### GIVEN INSTRUCTION
From the entries below, report how many lines contain the string "text". Give only that number.

## start DATA FOR PROCESSING

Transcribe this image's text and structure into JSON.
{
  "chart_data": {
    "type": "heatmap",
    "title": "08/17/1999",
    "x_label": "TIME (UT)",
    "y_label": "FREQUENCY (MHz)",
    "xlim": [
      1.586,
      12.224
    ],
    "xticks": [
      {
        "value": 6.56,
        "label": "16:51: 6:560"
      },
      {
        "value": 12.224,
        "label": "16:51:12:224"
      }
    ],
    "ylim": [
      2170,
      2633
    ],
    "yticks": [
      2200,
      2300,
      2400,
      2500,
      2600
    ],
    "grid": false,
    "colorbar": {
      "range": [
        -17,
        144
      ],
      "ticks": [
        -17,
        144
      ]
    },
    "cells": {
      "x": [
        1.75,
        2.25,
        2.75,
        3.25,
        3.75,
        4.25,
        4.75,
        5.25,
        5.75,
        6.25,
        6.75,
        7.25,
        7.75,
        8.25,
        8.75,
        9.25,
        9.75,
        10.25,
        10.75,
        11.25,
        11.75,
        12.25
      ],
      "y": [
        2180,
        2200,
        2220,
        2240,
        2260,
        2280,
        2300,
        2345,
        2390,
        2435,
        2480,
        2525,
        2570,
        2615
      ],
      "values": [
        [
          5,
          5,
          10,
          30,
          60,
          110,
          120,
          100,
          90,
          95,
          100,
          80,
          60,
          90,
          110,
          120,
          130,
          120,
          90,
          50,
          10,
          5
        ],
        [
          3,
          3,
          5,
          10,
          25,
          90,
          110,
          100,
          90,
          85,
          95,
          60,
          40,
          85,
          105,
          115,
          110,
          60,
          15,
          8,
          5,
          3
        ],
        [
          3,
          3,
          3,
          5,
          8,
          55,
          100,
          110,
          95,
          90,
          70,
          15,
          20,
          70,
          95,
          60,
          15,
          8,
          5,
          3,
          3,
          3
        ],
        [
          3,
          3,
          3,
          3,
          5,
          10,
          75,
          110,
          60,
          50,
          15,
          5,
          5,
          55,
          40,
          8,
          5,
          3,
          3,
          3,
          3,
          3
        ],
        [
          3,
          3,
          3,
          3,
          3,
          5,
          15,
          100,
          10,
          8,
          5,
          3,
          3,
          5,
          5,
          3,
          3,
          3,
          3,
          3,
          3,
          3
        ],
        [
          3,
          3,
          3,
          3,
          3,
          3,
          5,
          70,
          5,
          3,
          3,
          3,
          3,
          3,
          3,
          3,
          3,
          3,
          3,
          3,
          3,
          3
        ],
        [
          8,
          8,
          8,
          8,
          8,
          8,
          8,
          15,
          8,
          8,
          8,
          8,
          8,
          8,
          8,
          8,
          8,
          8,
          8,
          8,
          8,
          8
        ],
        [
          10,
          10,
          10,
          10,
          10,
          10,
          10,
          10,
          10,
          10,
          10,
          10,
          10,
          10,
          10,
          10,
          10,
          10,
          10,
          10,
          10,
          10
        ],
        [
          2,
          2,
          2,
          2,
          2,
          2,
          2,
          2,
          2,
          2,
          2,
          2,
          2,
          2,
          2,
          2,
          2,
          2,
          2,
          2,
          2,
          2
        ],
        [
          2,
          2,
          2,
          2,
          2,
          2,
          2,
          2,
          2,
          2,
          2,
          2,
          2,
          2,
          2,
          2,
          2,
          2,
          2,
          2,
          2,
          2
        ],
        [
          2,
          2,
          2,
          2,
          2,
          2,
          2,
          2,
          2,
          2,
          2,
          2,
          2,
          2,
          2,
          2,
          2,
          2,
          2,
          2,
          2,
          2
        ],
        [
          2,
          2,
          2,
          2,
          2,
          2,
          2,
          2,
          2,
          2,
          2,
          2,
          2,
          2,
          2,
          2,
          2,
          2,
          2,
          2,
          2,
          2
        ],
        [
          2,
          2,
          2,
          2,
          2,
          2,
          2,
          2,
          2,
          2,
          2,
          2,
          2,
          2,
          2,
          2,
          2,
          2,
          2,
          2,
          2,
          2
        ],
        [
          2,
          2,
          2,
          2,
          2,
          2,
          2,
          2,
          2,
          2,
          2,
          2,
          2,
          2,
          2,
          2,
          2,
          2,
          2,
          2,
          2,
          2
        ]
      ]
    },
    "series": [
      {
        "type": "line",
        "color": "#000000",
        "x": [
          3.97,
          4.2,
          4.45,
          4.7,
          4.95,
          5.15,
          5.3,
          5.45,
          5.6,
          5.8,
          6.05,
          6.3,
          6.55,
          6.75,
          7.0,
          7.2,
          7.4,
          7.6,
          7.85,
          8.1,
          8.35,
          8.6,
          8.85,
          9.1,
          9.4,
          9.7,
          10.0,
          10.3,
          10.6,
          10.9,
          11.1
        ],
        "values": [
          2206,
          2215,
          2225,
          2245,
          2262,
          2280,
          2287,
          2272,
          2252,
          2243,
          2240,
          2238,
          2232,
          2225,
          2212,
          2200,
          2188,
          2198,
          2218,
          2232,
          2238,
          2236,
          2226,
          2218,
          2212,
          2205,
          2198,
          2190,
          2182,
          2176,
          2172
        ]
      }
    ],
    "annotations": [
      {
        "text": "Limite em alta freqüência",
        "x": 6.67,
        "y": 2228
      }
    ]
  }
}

## end DATA FOR PROCESSING

### OUTPUT FOR THIS TASK
2